**TASK REQUIREMENTS**
Using the records below, copy out exactly the line that contains "What text is on this page?" and every line that follows it, up to and including the last, and no others.
● ● ● ●
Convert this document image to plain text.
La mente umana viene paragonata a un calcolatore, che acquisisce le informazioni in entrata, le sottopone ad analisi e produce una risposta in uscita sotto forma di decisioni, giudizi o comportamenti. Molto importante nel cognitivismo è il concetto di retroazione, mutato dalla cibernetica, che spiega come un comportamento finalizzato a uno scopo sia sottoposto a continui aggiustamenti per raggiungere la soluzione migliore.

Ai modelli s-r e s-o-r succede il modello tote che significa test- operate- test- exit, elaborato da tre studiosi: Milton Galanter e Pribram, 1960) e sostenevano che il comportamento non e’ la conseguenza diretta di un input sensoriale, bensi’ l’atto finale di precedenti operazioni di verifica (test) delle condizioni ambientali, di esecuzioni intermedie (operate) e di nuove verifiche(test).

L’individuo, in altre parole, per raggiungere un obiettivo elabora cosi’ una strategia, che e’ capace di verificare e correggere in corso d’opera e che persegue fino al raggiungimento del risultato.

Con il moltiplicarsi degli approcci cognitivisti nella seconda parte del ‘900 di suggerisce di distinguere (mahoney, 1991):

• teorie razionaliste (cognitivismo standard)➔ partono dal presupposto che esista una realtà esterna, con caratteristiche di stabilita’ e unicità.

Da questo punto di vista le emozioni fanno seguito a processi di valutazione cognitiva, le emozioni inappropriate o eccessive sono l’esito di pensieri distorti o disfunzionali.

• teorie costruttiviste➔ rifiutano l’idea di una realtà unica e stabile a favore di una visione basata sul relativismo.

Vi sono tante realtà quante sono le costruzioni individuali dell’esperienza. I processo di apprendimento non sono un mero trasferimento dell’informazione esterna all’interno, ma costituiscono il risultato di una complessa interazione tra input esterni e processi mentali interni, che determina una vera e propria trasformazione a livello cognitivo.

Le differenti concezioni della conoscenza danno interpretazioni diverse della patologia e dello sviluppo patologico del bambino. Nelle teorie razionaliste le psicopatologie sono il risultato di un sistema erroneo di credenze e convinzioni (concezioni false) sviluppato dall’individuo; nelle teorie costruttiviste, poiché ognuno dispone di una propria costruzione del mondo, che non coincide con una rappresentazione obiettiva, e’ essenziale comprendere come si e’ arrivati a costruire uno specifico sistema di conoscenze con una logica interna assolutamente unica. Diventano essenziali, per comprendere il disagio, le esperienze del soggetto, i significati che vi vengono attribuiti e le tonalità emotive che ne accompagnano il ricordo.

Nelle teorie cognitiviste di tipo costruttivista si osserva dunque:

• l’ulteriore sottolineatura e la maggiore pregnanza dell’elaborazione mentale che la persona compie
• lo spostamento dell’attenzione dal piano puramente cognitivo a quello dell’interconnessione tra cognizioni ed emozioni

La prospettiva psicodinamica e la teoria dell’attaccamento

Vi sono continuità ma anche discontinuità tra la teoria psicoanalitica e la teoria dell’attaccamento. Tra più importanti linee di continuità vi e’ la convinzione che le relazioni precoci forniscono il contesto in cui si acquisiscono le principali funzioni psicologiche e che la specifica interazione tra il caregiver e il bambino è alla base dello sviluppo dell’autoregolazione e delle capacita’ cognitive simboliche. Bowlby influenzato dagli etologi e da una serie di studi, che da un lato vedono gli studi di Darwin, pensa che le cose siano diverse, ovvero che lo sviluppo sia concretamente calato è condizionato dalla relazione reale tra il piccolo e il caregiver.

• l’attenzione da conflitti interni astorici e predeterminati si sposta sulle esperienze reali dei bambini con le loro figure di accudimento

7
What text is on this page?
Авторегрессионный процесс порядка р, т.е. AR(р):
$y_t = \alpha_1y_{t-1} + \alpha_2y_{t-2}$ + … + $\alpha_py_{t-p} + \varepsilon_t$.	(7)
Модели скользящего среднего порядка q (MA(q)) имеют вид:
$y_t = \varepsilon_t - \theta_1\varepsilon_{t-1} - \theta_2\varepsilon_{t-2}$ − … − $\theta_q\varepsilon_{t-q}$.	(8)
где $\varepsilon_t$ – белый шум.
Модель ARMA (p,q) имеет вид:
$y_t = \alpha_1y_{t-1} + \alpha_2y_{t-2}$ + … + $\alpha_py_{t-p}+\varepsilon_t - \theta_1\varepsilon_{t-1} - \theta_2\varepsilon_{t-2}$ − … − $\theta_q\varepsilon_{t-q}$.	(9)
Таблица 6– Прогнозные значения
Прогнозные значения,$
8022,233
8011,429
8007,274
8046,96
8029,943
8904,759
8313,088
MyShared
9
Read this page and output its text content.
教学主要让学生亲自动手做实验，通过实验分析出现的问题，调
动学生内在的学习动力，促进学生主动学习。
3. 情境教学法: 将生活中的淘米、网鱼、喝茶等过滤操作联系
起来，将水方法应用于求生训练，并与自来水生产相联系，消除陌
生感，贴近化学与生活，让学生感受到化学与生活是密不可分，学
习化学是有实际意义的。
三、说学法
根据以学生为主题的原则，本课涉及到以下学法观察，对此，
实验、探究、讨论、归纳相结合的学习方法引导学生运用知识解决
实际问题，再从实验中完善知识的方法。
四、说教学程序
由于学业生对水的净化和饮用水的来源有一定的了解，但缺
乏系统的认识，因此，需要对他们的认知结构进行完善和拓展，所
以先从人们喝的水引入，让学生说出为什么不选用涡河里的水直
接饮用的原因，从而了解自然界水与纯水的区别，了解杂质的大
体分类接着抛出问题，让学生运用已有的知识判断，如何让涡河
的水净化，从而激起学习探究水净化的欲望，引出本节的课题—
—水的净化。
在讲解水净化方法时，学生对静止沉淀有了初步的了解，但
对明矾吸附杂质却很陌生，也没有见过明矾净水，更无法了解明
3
● ● ● ●
**SOLUTION TO THIS PROBLEM**
What text is on this page?
Авторегрессионный процесс порядка р, т.е. AR(р):
$y_t = \alpha_1y_{t-1} + \alpha_2y_{t-2}$ + … + $\alpha_py_{t-p} + \varepsilon_t$.	(7)
Модели скользящего среднего порядка q (MA(q)) имеют вид:
$y_t = \varepsilon_t - \theta_1\varepsilon_{t-1} - \theta_2\varepsilon_{t-2}$ − … − $\theta_q\varepsilon_{t-q}$.	(8)
где $\varepsilon_t$ – белый шум.
Модель ARMA (p,q) имеет вид:
$y_t = \alpha_1y_{t-1} + \alpha_2y_{t-2}$ + … + $\alpha_py_{t-p}+\varepsilon_t - \theta_1\varepsilon_{t-1} - \theta_2\varepsilon_{t-2}$ − … − $\theta_q\varepsilon_{t-q}$.	(9)
Таблица 6– Прогнозные значения
Прогнозные значения,$
8022,233
8011,429
8007,274
8046,96
8029,943
8904,759
8313,088
MyShared
9
Read this page and output its text content.
教学主要让学生亲自动手做实验，通过实验分析出现的问题，调
动学生内在的学习动力，促进学生主动学习。
3. 情境教学法: 将生活中的淘米、网鱼、喝茶等过滤操作联系
起来，将水方法应用于求生训练，并与自来水生产相联系，消除陌
生感，贴近化学与生活，让学生感受到化学与生活是密不可分，学
习化学是有实际意义的。
三、说学法
根据以学生为主题的原则，本课涉及到以下学法观察，对此，
实验、探究、讨论、归纳相结合的学习方法引导学生运用知识解决
实际问题，再从实验中完善知识的方法。
四、说教学程序
由于学业生对水的净化和饮用水的来源有一定的了解，但缺
乏系统的认识，因此，需要对他们的认知结构进行完善和拓展，所
以先从人们喝的水引入，让学生说出为什么不选用涡河里的水直
接饮用的原因，从而了解自然界水与纯水的区别，了解杂质的大
体分类接着抛出问题，让学生运用已有的知识判断，如何让涡河
的水净化，从而激起学习探究水净化的欲望，引出本节的课题—
—水的净化。
在讲解水净化方法时，学生对静止沉淀有了初步的了解，但
对明矾吸附杂质却很陌生，也没有见过明矾净水，更无法了解明
3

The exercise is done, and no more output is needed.